■ TASK
Scan the material below for the string "data", and copy every line where it shows up.

■ RECORDS PROVIDED
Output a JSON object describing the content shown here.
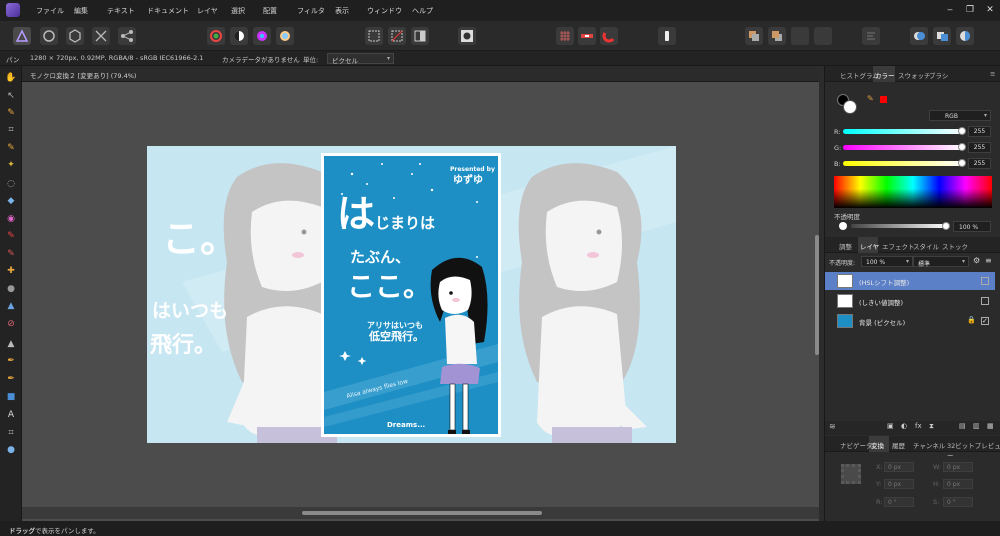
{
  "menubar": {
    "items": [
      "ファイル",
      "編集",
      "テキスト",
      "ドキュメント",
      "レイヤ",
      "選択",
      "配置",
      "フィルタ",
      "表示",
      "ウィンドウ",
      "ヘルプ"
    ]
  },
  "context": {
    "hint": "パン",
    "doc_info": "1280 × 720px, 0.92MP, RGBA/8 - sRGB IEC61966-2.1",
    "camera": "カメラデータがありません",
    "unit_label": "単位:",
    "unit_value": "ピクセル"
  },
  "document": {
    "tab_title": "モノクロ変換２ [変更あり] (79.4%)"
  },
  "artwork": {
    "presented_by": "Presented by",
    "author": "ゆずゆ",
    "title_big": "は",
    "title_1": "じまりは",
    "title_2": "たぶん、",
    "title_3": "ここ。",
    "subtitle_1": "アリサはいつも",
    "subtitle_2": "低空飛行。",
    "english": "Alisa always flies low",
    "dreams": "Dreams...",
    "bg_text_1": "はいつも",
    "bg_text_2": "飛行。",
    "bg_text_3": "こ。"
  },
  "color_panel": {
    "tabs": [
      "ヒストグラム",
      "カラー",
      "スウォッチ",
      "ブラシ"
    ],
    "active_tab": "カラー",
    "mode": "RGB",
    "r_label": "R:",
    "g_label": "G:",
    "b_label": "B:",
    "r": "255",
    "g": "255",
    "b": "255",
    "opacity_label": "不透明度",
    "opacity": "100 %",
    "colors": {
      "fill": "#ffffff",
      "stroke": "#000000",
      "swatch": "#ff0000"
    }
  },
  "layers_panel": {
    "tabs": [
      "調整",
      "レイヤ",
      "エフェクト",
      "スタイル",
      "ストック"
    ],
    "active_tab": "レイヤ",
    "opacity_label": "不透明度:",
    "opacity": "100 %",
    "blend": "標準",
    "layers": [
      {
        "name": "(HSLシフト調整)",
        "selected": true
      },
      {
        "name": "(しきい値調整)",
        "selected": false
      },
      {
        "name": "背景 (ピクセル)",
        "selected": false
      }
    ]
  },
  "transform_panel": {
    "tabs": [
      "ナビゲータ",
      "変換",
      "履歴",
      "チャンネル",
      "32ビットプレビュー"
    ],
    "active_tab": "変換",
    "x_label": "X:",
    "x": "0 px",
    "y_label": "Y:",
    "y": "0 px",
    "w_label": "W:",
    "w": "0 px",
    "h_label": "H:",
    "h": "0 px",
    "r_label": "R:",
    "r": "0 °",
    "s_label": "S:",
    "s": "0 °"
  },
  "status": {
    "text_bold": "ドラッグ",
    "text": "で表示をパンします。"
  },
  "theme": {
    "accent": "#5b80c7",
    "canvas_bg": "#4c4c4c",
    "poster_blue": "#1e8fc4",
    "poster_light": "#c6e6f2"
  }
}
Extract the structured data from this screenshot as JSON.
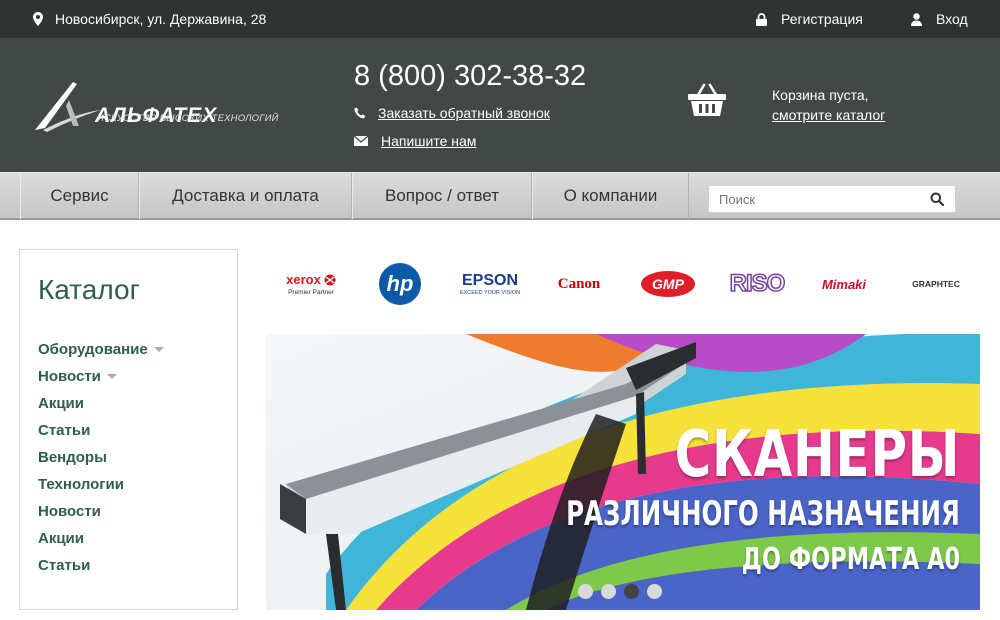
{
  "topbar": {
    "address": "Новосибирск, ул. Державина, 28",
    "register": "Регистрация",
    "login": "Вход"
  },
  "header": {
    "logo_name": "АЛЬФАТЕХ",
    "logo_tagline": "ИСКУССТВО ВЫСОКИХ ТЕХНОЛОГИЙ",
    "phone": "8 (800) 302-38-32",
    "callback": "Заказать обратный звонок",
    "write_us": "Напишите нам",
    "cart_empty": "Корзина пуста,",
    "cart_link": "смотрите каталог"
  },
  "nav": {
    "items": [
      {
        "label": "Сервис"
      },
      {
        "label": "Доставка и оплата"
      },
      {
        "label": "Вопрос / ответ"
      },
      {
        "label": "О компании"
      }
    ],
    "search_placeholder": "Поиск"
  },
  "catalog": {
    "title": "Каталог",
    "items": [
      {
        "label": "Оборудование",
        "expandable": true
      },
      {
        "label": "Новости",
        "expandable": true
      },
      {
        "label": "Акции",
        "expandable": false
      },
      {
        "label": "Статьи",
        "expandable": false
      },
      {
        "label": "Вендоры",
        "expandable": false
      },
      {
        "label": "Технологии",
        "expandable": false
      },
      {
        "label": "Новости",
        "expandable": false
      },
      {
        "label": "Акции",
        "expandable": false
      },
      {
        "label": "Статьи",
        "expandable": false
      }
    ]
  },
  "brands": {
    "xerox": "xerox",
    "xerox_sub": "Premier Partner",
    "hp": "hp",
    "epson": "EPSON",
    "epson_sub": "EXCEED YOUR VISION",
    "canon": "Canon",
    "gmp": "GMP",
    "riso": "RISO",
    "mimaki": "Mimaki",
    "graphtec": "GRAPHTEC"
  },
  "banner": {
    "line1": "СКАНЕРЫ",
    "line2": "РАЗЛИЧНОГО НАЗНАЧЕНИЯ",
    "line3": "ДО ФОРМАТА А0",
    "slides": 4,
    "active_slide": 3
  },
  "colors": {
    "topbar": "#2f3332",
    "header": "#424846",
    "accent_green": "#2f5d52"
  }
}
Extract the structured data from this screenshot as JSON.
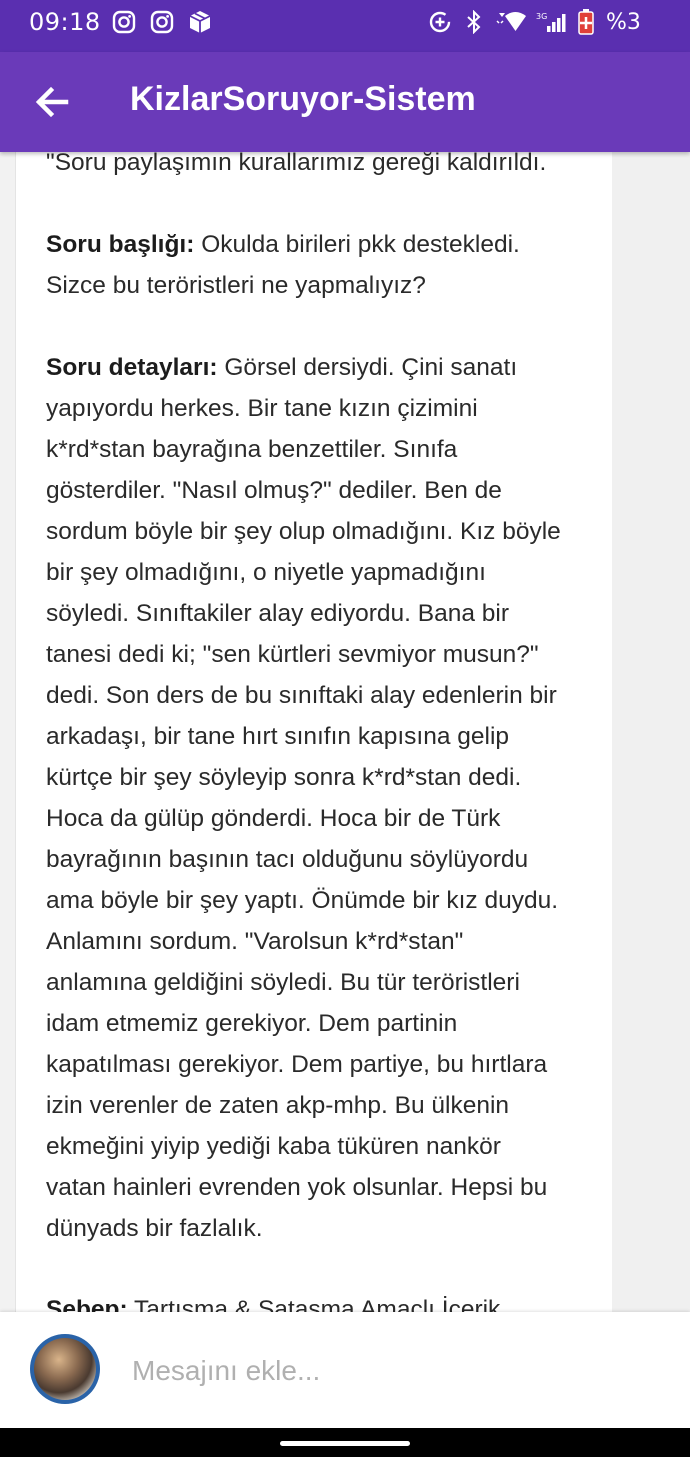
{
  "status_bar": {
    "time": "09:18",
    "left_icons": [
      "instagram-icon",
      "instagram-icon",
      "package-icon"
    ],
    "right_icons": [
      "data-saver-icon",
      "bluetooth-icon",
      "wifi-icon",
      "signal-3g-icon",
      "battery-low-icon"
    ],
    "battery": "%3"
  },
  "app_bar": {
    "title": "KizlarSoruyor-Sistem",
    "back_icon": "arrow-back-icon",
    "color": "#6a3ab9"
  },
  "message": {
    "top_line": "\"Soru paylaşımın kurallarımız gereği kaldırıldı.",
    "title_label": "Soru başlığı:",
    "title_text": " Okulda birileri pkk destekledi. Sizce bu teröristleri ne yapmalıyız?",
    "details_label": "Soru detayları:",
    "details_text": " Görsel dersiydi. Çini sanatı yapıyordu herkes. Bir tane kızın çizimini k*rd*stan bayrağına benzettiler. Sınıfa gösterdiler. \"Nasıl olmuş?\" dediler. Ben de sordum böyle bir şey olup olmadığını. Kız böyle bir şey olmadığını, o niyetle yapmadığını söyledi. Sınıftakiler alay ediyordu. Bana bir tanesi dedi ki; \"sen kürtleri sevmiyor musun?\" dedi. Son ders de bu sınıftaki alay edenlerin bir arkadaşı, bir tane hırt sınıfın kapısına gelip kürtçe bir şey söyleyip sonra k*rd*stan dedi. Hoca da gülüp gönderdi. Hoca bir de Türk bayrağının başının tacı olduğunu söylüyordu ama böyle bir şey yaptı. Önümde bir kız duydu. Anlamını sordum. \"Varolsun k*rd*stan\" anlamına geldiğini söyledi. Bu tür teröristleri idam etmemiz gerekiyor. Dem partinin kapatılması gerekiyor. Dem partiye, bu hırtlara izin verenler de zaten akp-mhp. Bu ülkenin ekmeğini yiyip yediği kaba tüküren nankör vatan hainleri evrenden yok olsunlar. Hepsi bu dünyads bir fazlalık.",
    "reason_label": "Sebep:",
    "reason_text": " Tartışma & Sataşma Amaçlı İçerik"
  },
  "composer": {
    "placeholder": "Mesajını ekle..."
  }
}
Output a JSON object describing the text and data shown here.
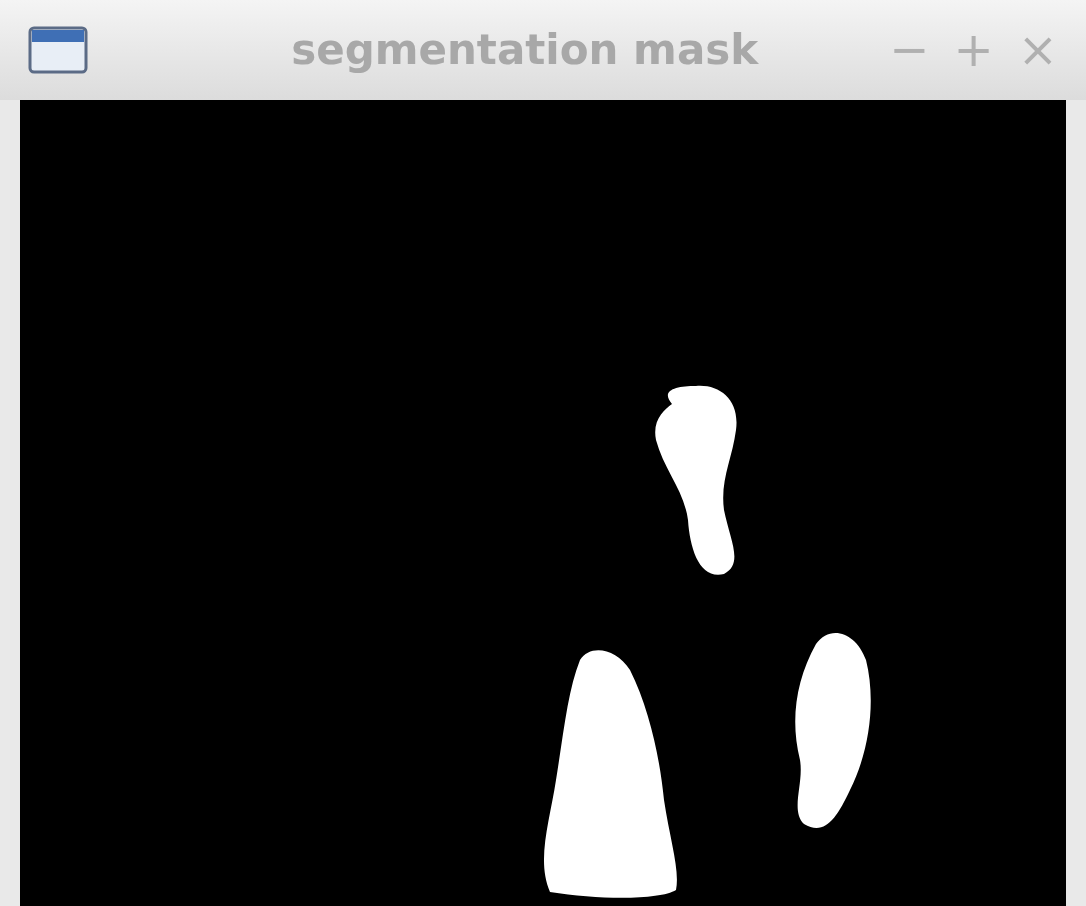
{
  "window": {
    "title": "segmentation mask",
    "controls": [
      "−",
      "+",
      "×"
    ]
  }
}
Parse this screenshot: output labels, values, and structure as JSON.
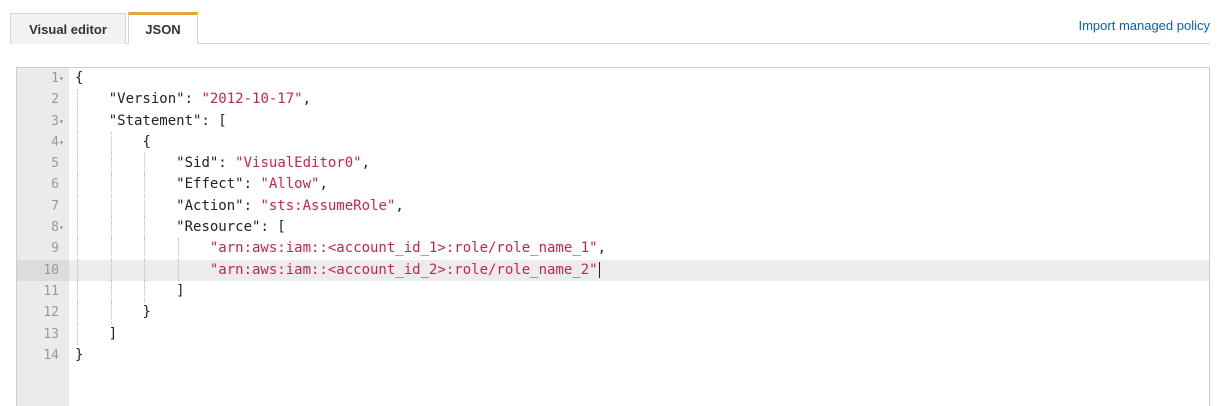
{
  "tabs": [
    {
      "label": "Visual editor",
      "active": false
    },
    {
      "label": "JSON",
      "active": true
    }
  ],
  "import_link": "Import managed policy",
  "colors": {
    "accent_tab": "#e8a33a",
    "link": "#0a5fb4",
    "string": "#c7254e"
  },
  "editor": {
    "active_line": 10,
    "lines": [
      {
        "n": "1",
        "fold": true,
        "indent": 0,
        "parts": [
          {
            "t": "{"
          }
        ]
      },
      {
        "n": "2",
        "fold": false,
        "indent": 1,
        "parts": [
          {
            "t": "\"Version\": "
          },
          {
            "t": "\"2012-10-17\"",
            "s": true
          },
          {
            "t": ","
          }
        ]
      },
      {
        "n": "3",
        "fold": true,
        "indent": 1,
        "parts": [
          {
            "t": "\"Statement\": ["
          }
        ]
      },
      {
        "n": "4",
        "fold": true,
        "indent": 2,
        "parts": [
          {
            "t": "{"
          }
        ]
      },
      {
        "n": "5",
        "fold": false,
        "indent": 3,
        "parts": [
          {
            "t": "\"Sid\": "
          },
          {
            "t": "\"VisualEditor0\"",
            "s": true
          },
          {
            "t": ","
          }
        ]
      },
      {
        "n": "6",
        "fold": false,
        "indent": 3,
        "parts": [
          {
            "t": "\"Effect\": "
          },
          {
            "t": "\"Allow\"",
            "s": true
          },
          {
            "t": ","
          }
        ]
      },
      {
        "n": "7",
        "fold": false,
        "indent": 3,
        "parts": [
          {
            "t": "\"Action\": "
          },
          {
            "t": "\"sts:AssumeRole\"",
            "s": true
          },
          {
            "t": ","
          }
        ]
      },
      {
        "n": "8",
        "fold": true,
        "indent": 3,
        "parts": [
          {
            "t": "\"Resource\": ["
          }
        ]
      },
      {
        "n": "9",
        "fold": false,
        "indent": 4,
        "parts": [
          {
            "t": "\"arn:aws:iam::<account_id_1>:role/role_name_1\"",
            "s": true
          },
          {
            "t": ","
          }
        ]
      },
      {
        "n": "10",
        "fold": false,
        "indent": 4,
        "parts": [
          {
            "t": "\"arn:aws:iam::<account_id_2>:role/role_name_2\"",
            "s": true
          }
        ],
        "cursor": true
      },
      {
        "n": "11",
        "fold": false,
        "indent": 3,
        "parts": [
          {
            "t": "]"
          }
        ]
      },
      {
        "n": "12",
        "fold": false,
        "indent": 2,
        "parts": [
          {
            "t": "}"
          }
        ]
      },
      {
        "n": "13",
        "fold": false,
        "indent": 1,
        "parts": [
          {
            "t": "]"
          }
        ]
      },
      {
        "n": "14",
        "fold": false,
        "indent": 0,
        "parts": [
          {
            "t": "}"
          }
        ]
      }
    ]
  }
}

■ EXERCISE ANSWER
Extract the structured data from this screenshot as JSON.
Extract the structured data from this screenshot as JSON.
      "data-saver-icon",
Output a JSON object describing the text and data shown here.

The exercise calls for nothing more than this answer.